Directions -> Find every line below that contains the word "JSON" and copy it out.
"""
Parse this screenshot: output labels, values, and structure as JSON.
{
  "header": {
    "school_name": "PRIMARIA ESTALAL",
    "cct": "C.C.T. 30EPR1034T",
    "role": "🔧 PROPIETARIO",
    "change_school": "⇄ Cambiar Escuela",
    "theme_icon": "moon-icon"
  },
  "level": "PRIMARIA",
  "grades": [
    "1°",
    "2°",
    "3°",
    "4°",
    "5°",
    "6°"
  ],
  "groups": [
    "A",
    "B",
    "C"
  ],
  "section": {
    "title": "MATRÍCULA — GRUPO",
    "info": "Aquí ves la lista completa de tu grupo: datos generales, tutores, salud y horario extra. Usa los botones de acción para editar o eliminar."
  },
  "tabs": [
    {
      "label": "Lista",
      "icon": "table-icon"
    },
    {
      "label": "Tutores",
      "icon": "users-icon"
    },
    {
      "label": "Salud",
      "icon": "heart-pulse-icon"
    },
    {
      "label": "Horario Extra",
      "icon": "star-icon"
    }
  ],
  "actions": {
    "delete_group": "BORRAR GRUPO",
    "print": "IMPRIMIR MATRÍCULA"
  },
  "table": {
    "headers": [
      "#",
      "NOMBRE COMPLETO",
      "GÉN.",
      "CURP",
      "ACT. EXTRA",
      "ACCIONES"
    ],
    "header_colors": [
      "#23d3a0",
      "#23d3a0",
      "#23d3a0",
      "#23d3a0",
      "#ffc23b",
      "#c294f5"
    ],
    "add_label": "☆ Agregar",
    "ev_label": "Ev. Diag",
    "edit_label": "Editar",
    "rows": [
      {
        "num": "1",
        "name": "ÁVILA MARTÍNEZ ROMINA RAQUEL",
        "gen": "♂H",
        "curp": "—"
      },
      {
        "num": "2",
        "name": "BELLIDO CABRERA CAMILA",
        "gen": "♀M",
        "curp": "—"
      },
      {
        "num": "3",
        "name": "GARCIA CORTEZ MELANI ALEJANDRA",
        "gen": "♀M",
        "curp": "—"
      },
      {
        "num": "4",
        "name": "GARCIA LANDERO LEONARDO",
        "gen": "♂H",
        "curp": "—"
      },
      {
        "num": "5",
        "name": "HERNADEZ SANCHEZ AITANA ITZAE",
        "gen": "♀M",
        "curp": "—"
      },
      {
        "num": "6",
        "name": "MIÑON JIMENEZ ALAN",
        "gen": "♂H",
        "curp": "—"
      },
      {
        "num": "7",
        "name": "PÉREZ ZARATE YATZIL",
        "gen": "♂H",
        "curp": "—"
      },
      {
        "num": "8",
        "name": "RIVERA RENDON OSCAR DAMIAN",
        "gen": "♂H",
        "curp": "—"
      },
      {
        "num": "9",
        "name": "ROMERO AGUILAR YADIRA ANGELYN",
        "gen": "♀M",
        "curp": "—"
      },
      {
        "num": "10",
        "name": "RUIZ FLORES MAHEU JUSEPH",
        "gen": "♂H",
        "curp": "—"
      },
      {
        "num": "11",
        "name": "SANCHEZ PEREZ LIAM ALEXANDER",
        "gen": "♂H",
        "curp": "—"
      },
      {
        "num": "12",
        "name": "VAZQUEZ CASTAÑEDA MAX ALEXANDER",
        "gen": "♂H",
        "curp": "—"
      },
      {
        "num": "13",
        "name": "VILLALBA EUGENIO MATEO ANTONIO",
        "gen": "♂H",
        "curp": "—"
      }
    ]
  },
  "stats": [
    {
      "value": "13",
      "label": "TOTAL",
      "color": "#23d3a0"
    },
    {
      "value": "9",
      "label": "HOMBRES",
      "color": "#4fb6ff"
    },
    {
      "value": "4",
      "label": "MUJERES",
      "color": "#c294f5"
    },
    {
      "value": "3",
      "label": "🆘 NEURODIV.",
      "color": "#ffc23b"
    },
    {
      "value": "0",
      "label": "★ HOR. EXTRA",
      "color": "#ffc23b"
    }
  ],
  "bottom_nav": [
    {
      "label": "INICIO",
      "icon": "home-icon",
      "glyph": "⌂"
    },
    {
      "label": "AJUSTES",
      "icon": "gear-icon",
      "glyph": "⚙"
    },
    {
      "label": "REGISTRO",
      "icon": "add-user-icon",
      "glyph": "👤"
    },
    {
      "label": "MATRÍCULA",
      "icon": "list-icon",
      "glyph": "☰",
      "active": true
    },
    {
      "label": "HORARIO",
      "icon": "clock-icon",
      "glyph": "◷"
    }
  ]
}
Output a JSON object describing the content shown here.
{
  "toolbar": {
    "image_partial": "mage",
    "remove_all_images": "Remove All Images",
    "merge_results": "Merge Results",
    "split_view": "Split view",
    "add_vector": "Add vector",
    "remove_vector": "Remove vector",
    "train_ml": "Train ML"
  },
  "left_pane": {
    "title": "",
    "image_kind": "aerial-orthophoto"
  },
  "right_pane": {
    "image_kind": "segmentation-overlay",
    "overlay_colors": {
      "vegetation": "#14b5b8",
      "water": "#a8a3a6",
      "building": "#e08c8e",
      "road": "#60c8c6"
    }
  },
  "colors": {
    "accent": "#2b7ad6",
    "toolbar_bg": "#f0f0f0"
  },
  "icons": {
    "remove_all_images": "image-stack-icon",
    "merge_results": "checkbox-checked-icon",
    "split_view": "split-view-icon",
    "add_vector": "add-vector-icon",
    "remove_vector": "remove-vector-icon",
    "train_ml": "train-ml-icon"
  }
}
"""
Output ->
Parse this screenshot: output labels, values, and structure as JSON.
Output a JSON object describing the content shown here.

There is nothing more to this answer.